* **Problem statement**
Every entry must be duplicated precisely as written.
Start Records for this task
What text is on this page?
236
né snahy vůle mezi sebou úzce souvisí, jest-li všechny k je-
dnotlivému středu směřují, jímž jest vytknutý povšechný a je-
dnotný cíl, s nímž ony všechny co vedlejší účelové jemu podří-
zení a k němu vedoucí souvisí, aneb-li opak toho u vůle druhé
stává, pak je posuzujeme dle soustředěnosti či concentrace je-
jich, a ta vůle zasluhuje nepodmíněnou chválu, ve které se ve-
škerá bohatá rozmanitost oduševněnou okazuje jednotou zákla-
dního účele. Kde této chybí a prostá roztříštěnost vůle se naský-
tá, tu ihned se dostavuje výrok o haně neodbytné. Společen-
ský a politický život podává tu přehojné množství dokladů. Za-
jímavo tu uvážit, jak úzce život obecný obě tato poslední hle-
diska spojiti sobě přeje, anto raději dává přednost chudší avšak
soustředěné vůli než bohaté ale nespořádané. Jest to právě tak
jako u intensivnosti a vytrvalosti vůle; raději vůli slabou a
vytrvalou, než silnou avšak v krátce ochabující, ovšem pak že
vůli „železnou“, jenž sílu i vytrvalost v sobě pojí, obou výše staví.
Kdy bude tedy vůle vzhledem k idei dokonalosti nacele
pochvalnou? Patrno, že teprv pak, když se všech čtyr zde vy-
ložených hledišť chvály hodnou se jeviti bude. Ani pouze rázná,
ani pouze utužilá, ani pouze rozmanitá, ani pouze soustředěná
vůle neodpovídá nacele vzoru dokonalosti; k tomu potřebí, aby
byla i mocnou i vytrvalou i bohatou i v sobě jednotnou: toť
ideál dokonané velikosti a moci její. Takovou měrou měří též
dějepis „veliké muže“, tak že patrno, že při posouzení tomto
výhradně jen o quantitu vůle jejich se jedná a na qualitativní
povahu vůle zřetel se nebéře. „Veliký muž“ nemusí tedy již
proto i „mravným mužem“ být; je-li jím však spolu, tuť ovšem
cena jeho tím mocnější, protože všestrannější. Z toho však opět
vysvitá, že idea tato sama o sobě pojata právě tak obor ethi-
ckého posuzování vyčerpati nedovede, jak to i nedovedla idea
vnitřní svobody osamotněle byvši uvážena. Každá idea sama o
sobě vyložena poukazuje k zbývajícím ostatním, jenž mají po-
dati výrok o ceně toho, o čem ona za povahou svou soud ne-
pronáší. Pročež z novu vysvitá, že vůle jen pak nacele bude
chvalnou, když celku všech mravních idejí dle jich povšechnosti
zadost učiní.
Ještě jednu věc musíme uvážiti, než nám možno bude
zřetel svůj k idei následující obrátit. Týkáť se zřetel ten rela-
End Records for this task
* **Solution to this exercise**
What text is on this page?
236
né snahy vůle mezi sebou úzce souvisí, jest-li všechny k je-
dnotlivému středu směřují, jímž jest vytknutý povšechný a je-
dnotný cíl, s nímž ony všechny co vedlejší účelové jemu podří-
zení a k němu vedoucí souvisí, aneb-li opak toho u vůle druhé
stává, pak je posuzujeme dle soustředěnosti či concentrace je-
jich, a ta vůle zasluhuje nepodmíněnou chválu, ve které se ve-
škerá bohatá rozmanitost oduševněnou okazuje jednotou zákla-
dního účele. Kde této chybí a prostá roztříštěnost vůle se naský-
tá, tu ihned se dostavuje výrok o haně neodbytné. Společen-
ský a politický život podává tu přehojné množství dokladů. Za-
jímavo tu uvážit, jak úzce život obecný obě tato poslední hle-
diska spojiti sobě přeje, anto raději dává přednost chudší avšak
soustředěné vůli než bohaté ale nespořádané. Jest to právě tak
jako u intensivnosti a vytrvalosti vůle; raději vůli slabou a
vytrvalou, než silnou avšak v krátce ochabující, ovšem pak že
vůli „železnou“, jenž sílu i vytrvalost v sobě pojí, obou výše staví.
Kdy bude tedy vůle vzhledem k idei dokonalosti nacele
pochvalnou? Patrno, že teprv pak, když se všech čtyr zde vy-
ložených hledišť chvály hodnou se jeviti bude. Ani pouze rázná,
ani pouze utužilá, ani pouze rozmanitá, ani pouze soustředěná
vůle neodpovídá nacele vzoru dokonalosti; k tomu potřebí, aby
byla i mocnou i vytrvalou i bohatou i v sobě jednotnou: toť
ideál dokonané velikosti a moci její. Takovou měrou měří též
dějepis „veliké muže“, tak že patrno, že při posouzení tomto
výhradně jen o quantitu vůle jejich se jedná a na qualitativní
povahu vůle zřetel se nebéře. „Veliký muž“ nemusí tedy již
proto i „mravným mužem“ být; je-li jím však spolu, tuť ovšem
cena jeho tím mocnější, protože všestrannější. Z toho však opět
vysvitá, že idea tato sama o sobě pojata právě tak obor ethi-
ckého posuzování vyčerpati nedovede, jak to i nedovedla idea
vnitřní svobody osamotněle byvši uvážena. Každá idea sama o
sobě vyložena poukazuje k zbývajícím ostatním, jenž mají po-
dati výrok o ceně toho, o čem ona za povahou svou soud ne-
pronáší. Pročež z novu vysvitá, že vůle jen pak nacele bude
chvalnou, když celku všech mravních idejí dle jich povšechnosti
zadost učiní.
Ještě jednu věc musíme uvážiti, než nám možno bude
zřetel svůj k idei následující obrátit. Týkáť se zřetel ten rela-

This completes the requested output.